### What is required
Beginning with the line in which "Give me the" appears, transcribe each line word for word until the records end. Do not include pictures.

### Data provided
• • • •
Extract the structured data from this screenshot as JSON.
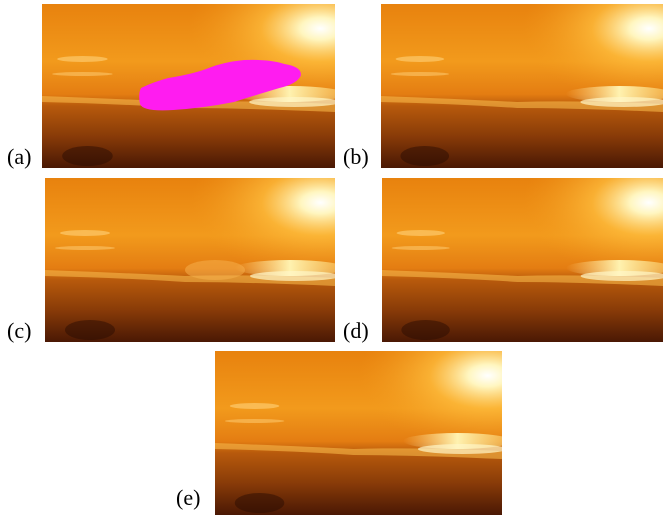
{
  "panels": [
    {
      "label": "(a)"
    },
    {
      "label": "(b)"
    },
    {
      "label": "(c)"
    },
    {
      "label": "(d)"
    },
    {
      "label": "(e)"
    }
  ]
}
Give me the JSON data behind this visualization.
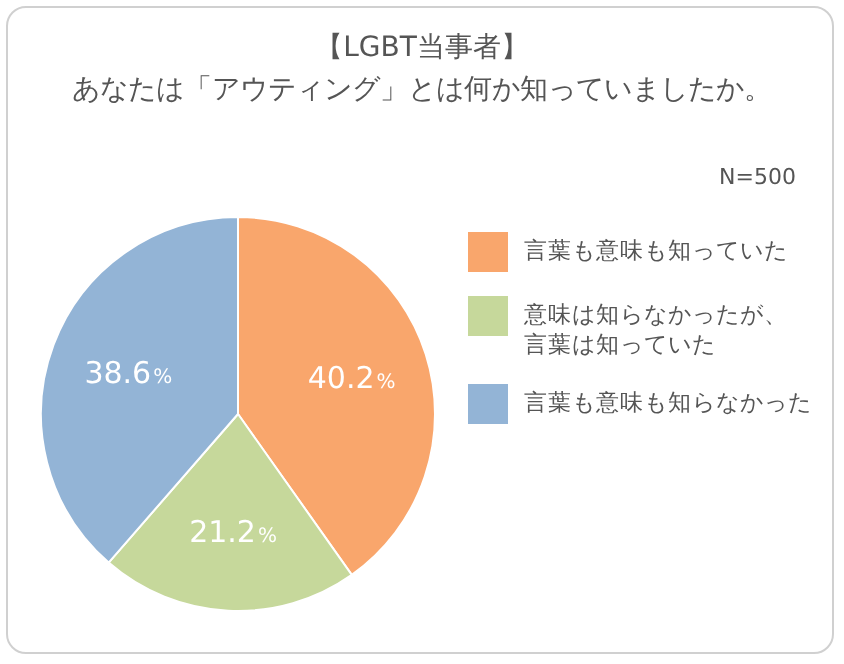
{
  "chart_data": {
    "type": "pie",
    "title": "【LGBT当事者】",
    "subtitle": "あなたは「アウティング」とは何か知っていましたか。",
    "categories": [
      "言葉も意味も知っていた",
      "意味は知らなかったが、言葉は知っていた",
      "言葉も意味も知らなかった"
    ],
    "values": [
      40.2,
      21.2,
      38.6
    ],
    "colors": [
      "#f9a66c",
      "#c6d89b",
      "#93b4d6"
    ],
    "value_labels": [
      "40.2%",
      "21.2%",
      "38.6%"
    ],
    "annotations": [
      "N=500"
    ],
    "legend": "right"
  }
}
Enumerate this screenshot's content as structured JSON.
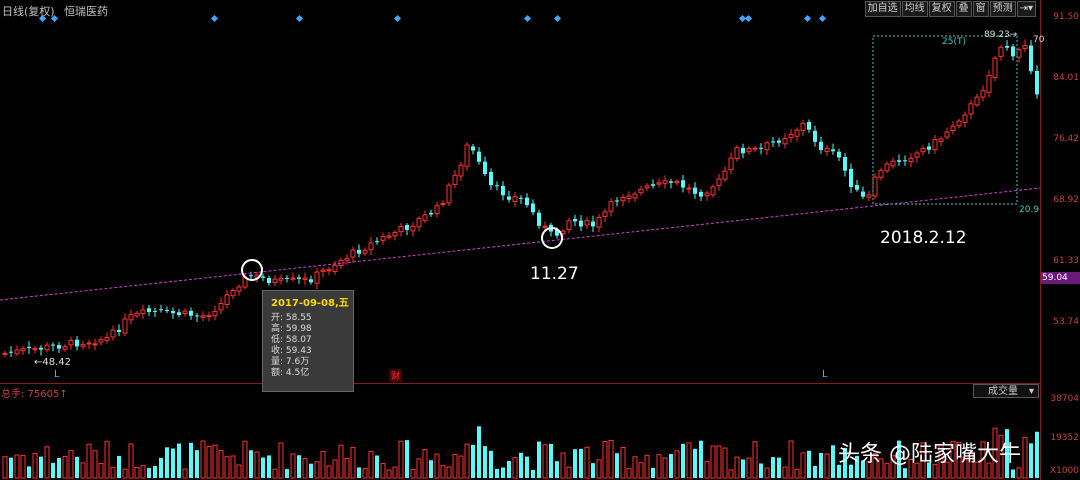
{
  "header": {
    "period_label": "日线(复权)",
    "stock_name": "恒瑞医药"
  },
  "toolbar": {
    "buttons": [
      "加自选",
      "均线",
      "复权",
      "叠",
      "窗",
      "预测",
      "⇥▾"
    ]
  },
  "price_axis": {
    "ticks": [
      "91.50",
      "84.01",
      "76.42",
      "68.92",
      "61.33",
      "53.74"
    ],
    "current_price": "59.04"
  },
  "annotations": {
    "low_label": "48.42",
    "high_label": "89.23",
    "high_label2": "70",
    "box_count": "25(T)",
    "box_bottom": "20.9",
    "date_mark_1": "11.27",
    "date_mark_2": "2018.2.12",
    "l_marker": "L",
    "fin_marker": "财"
  },
  "tooltip": {
    "date": "2017-09-08,五",
    "rows": [
      "开: 58.55",
      "高: 59.98",
      "低: 58.07",
      "收: 59.43",
      "量: 7.6万",
      "额: 4.5亿"
    ]
  },
  "volume_panel": {
    "label": "总手: 75605",
    "select_value": "成交量",
    "ticks": [
      "38704",
      "19352",
      "X1000"
    ]
  },
  "watermark": "头条 @陆家嘴大牛",
  "colors": {
    "up": "#ff3030",
    "down": "#54fcfc",
    "trend": "#d040d0",
    "axis": "#8b1a1a"
  }
}
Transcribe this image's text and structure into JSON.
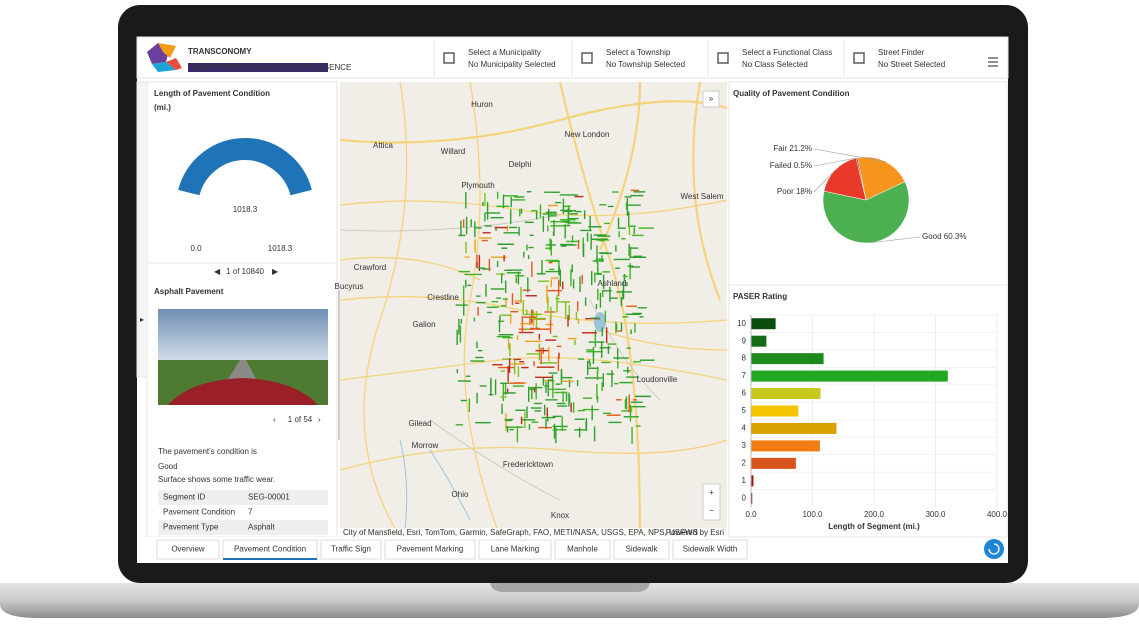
• • • •
### Result of the task
Give me the JSON data behind this visualization.
{
  "chart_data": {
    "type": "pie",
    "title": "【LGBT当事者】",
    "subtitle": "あなたは「アウティング」とは何か知っていましたか。",
    "categories": [
      "言葉も意味も知っていた",
      "意味は知らなかったが、言葉は知っていた",
      "言葉も意味も知らなかった"
    ],
    "values": [
      40.2,
      21.2,
      38.6
    ],
    "colors": [
      "#f9a66c",
      "#c6d89b",
      "#93b4d6"
    ],
    "value_labels": [
      "40.2%",
      "21.2%",
      "38.6%"
    ],
    "annotations": [
      "N=500"
    ],
    "legend": "right"
  }
}
Enumerate this screenshot's content as structured JSON.
{
  "header": {
    "period_label": "日线(复权)",
    "stock_name": "恒瑞医药"
  },
  "toolbar": {
    "buttons": [
      "加自选",
      "均线",
      "复权",
      "叠",
      "窗",
      "预测",
      "⇥▾"
    ]
  },
  "price_axis": {
    "ticks": [
      "91.50",
      "84.01",
      "76.42",
      "68.92",
      "61.33",
      "53.74"
    ],
    "current_price": "59.04"
  },
  "annotations": {
    "low_label": "48.42",
    "high_label": "89.23",
    "high_label2": "70",
    "box_count": "25(T)",
    "box_bottom": "20.9",
    "date_mark_1": "11.27",
    "date_mark_2": "2018.2.12",
    "l_marker": "L",
    "fin_marker": "财"
  },
  "tooltip": {
    "date": "2017-09-08,五",
    "rows": [
      "开: 58.55",
      "高: 59.98",
      "低: 58.07",
      "收: 59.43",
      "量: 7.6万",
      "额: 4.5亿"
    ]
  },
  "volume_panel": {
    "label": "总手: 75605",
    "select_value": "成交量",
    "ticks": [
      "38704",
      "19352",
      "X1000"
    ]
  },
  "watermark": "头条 @陆家嘴大牛",
  "colors": {
    "up": "#ff3030",
    "down": "#54fcfc",
    "trend": "#d040d0",
    "axis": "#8b1a1a"
  }
}
Transcribe this image's text and structure into JSON.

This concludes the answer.